◆ Given records
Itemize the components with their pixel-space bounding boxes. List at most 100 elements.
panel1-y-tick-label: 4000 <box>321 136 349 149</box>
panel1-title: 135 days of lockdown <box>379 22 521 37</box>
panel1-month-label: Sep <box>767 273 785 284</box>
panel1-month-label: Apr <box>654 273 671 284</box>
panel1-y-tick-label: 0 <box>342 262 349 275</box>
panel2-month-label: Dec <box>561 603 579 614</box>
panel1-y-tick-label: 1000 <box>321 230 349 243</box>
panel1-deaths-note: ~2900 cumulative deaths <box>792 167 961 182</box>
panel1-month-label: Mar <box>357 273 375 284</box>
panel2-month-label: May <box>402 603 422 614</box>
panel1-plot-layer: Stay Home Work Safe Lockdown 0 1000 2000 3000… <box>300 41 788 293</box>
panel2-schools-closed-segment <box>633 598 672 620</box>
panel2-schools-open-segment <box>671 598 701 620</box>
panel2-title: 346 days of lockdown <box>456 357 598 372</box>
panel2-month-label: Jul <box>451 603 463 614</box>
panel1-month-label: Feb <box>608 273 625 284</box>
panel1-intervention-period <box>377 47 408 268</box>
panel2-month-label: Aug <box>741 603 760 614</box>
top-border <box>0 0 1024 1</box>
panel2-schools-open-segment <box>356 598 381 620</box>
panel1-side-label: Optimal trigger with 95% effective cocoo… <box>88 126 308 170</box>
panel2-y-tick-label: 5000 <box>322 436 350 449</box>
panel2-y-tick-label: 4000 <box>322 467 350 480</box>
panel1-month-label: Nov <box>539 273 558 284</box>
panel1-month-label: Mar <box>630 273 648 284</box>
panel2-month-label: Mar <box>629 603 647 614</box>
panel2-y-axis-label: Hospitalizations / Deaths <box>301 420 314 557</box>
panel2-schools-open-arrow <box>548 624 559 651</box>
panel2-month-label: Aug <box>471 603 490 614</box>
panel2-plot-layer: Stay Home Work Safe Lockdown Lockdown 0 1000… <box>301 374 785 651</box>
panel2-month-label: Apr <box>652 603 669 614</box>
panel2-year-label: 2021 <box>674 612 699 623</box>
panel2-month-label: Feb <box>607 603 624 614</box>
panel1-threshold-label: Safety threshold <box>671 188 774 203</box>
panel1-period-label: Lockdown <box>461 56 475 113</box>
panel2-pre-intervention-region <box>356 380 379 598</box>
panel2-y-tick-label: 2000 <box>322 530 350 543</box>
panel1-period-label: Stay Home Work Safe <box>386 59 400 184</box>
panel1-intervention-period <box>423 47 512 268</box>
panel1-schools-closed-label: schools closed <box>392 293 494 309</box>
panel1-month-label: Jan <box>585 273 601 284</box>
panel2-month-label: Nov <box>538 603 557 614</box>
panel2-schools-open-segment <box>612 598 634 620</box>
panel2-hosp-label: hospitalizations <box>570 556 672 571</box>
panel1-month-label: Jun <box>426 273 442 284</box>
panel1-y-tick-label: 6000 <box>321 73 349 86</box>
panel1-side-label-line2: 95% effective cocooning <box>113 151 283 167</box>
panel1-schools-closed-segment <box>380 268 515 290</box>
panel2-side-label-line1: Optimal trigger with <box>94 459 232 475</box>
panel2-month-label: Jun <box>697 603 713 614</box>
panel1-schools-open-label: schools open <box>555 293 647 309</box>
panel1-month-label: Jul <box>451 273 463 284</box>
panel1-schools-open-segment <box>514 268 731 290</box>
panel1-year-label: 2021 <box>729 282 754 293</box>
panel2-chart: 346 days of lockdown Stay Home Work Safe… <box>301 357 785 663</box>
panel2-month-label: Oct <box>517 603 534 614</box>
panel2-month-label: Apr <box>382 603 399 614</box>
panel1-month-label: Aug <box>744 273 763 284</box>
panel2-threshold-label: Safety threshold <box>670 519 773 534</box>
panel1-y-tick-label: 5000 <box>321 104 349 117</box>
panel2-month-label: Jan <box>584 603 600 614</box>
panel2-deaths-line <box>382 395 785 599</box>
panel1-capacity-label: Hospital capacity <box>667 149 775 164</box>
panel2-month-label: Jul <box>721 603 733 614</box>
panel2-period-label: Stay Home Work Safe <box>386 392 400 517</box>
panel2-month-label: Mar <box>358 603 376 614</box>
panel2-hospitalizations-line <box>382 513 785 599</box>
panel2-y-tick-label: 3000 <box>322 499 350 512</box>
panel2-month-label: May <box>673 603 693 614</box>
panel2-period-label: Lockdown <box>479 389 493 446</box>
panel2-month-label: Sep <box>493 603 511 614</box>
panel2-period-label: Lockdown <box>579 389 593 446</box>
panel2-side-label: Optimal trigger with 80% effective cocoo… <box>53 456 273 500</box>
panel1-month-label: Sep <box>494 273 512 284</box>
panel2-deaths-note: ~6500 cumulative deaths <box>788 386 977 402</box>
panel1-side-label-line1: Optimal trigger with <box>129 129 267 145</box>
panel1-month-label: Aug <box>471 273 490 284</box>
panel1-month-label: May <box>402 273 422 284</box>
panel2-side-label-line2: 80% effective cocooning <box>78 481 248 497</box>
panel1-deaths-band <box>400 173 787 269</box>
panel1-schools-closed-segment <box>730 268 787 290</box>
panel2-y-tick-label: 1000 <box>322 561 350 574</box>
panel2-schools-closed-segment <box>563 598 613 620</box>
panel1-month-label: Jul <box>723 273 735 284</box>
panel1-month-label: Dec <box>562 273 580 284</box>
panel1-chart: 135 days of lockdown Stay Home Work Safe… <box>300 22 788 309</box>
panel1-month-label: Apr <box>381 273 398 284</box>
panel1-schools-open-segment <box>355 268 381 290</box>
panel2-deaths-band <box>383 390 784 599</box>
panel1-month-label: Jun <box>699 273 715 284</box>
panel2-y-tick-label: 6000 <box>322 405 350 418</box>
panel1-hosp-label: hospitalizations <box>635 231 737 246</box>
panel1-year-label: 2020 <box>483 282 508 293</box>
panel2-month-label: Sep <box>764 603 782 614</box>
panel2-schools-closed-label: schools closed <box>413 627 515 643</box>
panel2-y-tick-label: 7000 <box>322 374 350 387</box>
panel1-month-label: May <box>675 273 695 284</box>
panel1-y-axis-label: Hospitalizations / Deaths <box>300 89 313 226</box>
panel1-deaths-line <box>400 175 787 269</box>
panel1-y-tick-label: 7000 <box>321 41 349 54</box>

◆ Short task
Reformat the data as a Markdown table with the columns Row and Entry, starting at the first line of the data and ending at the line that contains "panel1-y-tick-label: 0 <box>342", both included. Skip any blank lines.

◆ Finished task
| Row | Entry |
|---|---|
| 1 | Itemize the components with their pixel-space bounding boxes. List at most 100 elements. |
| 2 | panel1-y-tick-label: 4000 <box>321 136 349 149</box> |
| 3 | panel1-title: 135 days of lockdown <box>379 22 521 37</box> |
| 4 | panel1-month-label: Sep <box>767 273 785 284</box> |
| 5 | panel1-month-label: Apr <box>654 273 671 284</box> |
| 6 | panel1-y-tick-label: 0 <box>342 262 349 275</box> |